_RECORDED INFORMATION_

═══

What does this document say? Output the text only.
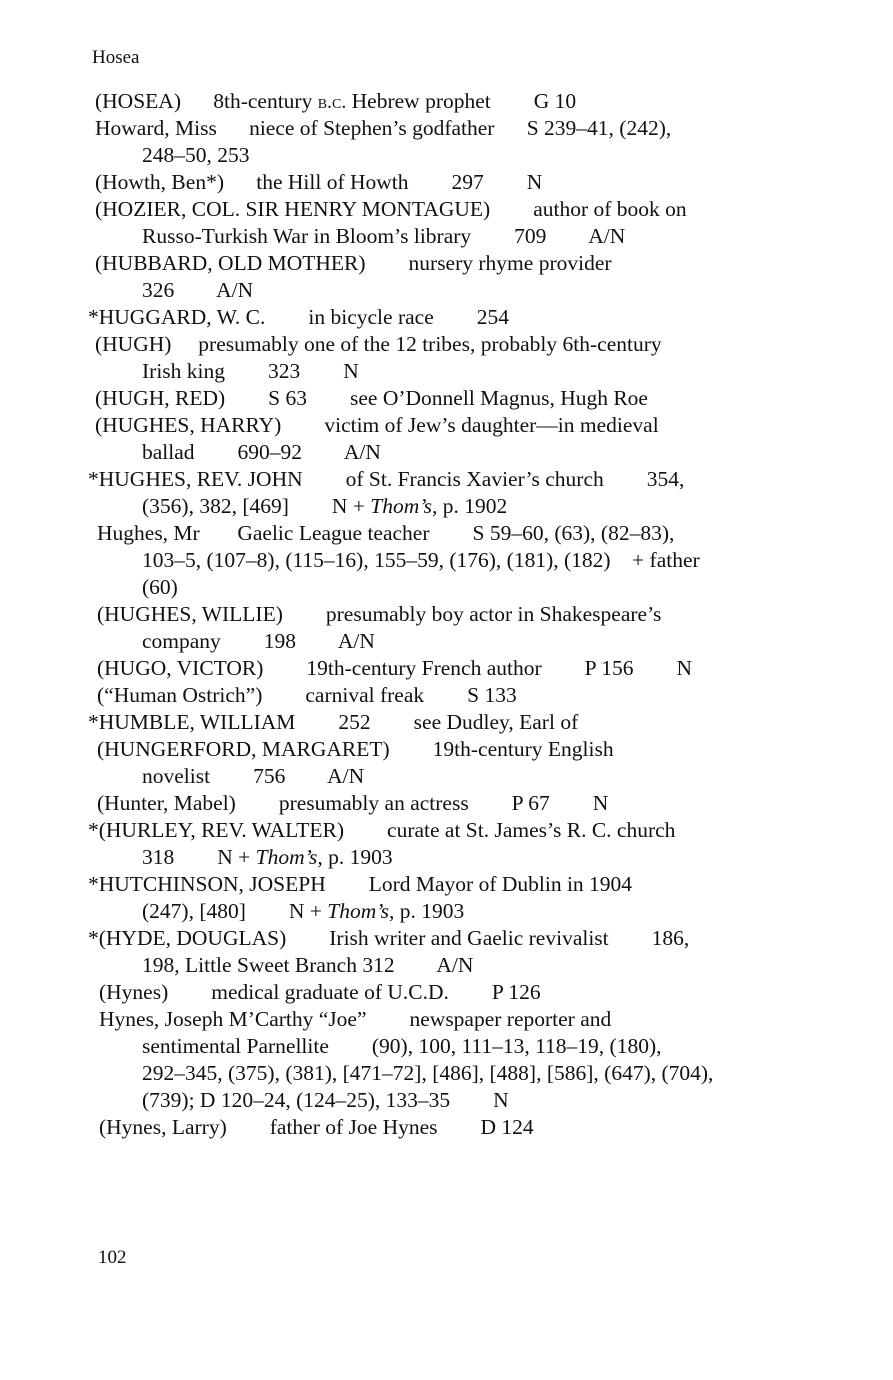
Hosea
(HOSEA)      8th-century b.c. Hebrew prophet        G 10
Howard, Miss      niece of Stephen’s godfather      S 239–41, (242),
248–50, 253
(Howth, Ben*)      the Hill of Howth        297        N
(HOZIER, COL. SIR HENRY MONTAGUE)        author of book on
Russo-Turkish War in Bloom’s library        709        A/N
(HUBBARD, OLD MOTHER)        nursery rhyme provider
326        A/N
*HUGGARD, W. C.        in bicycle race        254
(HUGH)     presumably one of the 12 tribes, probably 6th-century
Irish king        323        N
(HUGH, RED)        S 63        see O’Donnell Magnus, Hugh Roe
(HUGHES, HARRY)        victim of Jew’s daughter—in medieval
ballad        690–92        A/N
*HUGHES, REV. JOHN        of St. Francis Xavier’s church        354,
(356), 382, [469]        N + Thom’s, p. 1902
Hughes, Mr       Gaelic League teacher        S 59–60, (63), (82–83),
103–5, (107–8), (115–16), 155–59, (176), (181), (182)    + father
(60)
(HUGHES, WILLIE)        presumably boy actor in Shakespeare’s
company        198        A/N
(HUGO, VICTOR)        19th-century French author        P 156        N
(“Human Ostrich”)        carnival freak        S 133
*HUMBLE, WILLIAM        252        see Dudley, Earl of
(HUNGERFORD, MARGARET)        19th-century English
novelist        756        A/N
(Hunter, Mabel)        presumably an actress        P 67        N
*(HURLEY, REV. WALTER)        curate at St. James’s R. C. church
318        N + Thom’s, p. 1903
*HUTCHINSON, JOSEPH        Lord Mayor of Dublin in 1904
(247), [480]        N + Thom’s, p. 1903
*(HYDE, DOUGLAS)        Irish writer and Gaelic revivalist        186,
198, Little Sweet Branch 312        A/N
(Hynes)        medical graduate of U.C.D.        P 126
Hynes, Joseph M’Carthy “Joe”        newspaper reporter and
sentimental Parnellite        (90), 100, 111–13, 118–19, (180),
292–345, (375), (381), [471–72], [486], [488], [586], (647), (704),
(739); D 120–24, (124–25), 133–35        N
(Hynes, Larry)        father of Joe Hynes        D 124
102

═══

_EXERCISE TASK_
Without including the pictures, reproduce all entries exactly.

_RESPONSE_
What does this document say? Output the text only.
Hosea
(HOSEA)      8th-century b.c. Hebrew prophet        G 10
Howard, Miss      niece of Stephen’s godfather      S 239–41, (242),
248–50, 253
(Howth, Ben*)      the Hill of Howth        297        N
(HOZIER, COL. SIR HENRY MONTAGUE)        author of book on
Russo-Turkish War in Bloom’s library        709        A/N
(HUBBARD, OLD MOTHER)        nursery rhyme provider
326        A/N
*HUGGARD, W. C.        in bicycle race        254
(HUGH)     presumably one of the 12 tribes, probably 6th-century
Irish king        323        N
(HUGH, RED)        S 63        see O’Donnell Magnus, Hugh Roe
(HUGHES, HARRY)        victim of Jew’s daughter—in medieval
ballad        690–92        A/N
*HUGHES, REV. JOHN        of St. Francis Xavier’s church        354,
(356), 382, [469]        N + Thom’s, p. 1902
Hughes, Mr       Gaelic League teacher        S 59–60, (63), (82–83),
103–5, (107–8), (115–16), 155–59, (176), (181), (182)    + father
(60)
(HUGHES, WILLIE)        presumably boy actor in Shakespeare’s
company        198        A/N
(HUGO, VICTOR)        19th-century French author        P 156        N
(“Human Ostrich”)        carnival freak        S 133
*HUMBLE, WILLIAM        252        see Dudley, Earl of
(HUNGERFORD, MARGARET)        19th-century English
novelist        756        A/N
(Hunter, Mabel)        presumably an actress        P 67        N
*(HURLEY, REV. WALTER)        curate at St. James’s R. C. church
318        N + Thom’s, p. 1903
*HUTCHINSON, JOSEPH        Lord Mayor of Dublin in 1904
(247), [480]        N + Thom’s, p. 1903
*(HYDE, DOUGLAS)        Irish writer and Gaelic revivalist        186,
198, Little Sweet Branch 312        A/N
(Hynes)        medical graduate of U.C.D.        P 126
Hynes, Joseph M’Carthy “Joe”        newspaper reporter and
sentimental Parnellite        (90), 100, 111–13, 118–19, (180),
292–345, (375), (381), [471–72], [486], [488], [586], (647), (704),
(739); D 120–24, (124–25), 133–35        N
(Hynes, Larry)        father of Joe Hynes        D 124
102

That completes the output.